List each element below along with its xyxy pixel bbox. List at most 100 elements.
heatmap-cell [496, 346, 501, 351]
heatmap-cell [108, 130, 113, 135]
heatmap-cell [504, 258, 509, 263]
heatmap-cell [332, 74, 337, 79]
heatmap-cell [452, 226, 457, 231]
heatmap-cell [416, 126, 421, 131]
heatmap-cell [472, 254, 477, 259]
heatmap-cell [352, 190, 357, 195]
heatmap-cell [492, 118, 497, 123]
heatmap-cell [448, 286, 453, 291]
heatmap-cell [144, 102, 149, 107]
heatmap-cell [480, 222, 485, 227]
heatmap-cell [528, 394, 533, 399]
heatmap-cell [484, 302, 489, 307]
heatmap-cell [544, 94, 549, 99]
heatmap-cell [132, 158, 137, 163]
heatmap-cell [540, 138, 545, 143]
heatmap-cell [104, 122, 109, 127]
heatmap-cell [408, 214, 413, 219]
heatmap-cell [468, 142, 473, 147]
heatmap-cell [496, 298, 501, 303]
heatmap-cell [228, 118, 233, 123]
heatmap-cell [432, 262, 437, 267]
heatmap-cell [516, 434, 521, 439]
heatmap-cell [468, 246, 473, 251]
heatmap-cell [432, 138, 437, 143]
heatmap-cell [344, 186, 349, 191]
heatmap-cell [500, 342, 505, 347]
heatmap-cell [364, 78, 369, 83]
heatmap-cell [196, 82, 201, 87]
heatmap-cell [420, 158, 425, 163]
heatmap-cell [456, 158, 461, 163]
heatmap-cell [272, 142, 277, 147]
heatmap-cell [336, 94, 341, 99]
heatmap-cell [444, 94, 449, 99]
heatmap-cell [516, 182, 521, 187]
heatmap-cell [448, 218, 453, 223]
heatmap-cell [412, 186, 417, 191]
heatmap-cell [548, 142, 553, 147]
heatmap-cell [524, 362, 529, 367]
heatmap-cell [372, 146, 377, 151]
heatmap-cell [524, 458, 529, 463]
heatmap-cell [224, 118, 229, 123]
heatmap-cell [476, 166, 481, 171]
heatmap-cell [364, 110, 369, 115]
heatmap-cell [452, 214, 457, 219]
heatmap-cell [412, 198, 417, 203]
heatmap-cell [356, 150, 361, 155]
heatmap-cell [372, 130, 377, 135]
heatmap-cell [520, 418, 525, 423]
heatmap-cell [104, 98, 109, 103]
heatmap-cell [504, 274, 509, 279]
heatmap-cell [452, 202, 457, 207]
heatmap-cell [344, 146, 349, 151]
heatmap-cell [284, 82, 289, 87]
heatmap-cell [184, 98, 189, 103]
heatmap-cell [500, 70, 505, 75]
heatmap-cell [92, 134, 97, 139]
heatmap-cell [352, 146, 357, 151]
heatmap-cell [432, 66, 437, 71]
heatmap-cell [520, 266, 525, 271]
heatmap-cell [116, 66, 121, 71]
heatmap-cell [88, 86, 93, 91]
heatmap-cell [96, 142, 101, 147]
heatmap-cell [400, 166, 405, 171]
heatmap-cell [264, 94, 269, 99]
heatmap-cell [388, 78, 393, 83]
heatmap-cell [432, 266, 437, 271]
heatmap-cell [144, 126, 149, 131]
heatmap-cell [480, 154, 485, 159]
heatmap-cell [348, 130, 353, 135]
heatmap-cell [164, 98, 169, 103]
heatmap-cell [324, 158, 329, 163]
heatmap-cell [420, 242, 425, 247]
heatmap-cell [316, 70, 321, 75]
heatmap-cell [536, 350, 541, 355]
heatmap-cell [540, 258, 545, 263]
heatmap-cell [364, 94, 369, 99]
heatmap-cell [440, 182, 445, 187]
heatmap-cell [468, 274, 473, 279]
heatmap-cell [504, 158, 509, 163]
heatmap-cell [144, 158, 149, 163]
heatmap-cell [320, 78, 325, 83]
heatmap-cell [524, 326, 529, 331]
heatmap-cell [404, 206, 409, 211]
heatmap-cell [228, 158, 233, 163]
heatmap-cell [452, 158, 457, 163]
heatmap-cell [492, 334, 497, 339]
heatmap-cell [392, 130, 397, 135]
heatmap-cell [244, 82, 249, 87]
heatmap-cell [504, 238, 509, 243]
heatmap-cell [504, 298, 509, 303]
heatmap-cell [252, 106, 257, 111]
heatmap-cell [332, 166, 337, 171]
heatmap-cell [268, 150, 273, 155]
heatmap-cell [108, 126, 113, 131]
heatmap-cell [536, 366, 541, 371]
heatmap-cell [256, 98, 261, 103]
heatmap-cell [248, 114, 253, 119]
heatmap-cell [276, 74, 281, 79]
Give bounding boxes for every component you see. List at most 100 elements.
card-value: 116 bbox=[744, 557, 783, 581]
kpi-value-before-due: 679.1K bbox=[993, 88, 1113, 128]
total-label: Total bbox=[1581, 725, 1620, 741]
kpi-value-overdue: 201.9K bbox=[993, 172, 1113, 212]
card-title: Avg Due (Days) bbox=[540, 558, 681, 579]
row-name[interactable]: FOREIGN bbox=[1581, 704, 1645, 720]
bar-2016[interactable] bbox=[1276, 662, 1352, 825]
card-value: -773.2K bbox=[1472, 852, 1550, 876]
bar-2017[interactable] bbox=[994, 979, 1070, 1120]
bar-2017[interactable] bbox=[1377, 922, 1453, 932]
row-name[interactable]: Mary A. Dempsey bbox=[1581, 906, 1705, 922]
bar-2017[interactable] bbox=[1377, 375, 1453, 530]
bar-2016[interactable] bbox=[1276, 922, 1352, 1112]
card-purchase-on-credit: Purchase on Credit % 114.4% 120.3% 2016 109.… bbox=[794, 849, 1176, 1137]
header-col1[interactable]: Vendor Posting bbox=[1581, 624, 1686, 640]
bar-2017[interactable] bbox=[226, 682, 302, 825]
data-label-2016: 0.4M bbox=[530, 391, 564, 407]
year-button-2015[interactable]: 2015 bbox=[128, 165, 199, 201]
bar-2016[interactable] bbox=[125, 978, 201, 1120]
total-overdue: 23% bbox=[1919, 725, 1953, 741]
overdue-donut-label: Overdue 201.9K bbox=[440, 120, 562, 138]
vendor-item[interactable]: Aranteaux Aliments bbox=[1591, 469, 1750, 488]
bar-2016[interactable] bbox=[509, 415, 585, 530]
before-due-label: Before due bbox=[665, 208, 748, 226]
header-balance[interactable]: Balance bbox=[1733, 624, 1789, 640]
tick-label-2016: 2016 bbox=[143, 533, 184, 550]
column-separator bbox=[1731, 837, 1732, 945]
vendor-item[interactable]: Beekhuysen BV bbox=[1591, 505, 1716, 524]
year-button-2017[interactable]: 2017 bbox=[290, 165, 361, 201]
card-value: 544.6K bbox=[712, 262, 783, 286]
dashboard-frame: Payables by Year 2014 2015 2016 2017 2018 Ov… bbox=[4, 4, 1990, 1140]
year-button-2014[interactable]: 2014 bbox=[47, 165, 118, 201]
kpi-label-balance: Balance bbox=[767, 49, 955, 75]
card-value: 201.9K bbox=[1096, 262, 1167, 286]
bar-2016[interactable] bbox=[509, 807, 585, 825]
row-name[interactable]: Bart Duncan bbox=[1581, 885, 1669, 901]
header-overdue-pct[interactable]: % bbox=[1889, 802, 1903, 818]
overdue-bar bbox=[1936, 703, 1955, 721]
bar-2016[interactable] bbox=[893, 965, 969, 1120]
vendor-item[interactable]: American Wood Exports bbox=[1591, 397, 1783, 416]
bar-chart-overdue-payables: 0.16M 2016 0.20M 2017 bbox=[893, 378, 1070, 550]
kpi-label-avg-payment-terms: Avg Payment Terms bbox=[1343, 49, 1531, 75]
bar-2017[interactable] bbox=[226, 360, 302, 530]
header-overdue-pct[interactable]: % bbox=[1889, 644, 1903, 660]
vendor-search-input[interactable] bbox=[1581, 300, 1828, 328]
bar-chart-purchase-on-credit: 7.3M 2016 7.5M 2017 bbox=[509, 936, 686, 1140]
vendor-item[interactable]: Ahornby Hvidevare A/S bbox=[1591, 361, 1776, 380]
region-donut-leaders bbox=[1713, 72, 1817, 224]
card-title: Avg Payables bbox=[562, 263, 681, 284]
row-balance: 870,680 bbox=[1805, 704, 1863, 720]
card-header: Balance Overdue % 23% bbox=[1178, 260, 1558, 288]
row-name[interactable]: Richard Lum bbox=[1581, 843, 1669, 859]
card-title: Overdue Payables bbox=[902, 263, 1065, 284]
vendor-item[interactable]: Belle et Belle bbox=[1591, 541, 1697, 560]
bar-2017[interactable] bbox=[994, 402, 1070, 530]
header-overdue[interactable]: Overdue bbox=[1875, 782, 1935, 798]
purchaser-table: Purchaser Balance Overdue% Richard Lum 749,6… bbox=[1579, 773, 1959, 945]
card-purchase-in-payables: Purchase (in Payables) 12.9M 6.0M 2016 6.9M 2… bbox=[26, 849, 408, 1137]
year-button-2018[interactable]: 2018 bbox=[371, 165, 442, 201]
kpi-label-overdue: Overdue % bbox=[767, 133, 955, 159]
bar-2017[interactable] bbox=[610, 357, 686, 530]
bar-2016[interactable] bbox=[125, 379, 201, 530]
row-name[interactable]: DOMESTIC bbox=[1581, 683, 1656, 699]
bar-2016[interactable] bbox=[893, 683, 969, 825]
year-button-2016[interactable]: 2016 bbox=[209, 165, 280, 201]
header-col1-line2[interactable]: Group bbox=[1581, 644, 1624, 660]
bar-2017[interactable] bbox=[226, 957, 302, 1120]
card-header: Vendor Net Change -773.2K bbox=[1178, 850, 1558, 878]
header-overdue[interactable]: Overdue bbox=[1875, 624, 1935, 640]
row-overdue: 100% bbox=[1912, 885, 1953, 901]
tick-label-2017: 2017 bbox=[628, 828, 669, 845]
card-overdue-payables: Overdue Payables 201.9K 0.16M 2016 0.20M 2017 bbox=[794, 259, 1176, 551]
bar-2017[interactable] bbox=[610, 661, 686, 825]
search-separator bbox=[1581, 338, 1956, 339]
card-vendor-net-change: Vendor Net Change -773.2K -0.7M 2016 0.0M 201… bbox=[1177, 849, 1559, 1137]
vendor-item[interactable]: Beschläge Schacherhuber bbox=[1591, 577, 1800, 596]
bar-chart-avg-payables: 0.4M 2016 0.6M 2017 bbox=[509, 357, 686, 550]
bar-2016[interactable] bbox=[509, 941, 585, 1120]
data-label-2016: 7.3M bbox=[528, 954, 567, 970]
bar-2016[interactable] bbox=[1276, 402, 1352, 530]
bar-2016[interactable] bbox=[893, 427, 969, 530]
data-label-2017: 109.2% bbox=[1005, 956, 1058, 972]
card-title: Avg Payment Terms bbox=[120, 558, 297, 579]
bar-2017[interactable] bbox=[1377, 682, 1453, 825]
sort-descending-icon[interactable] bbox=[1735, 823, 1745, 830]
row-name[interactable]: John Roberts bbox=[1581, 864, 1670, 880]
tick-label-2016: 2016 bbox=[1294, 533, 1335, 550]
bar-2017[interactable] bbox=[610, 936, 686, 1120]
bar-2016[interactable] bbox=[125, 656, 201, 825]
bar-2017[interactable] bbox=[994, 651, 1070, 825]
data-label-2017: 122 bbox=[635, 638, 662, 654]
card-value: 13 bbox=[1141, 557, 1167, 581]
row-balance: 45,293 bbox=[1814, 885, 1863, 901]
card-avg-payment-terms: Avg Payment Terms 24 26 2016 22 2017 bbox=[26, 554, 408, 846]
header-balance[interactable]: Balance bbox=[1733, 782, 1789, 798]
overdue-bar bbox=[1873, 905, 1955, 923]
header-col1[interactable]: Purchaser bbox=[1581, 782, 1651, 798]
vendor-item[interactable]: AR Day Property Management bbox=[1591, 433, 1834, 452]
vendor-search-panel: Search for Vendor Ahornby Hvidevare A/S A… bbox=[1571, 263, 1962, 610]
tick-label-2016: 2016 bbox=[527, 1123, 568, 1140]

______________________________

## REQUIRED WORK
Reproduce the data verbatim from its first line through the line containing "heatmap-cell [492, 118, 497, 123]", both ends included.

## THE RESULT
List each element below along with its xyxy pixel bbox. List at most 100 elements.
heatmap-cell [496, 346, 501, 351]
heatmap-cell [108, 130, 113, 135]
heatmap-cell [504, 258, 509, 263]
heatmap-cell [332, 74, 337, 79]
heatmap-cell [452, 226, 457, 231]
heatmap-cell [416, 126, 421, 131]
heatmap-cell [472, 254, 477, 259]
heatmap-cell [352, 190, 357, 195]
heatmap-cell [492, 118, 497, 123]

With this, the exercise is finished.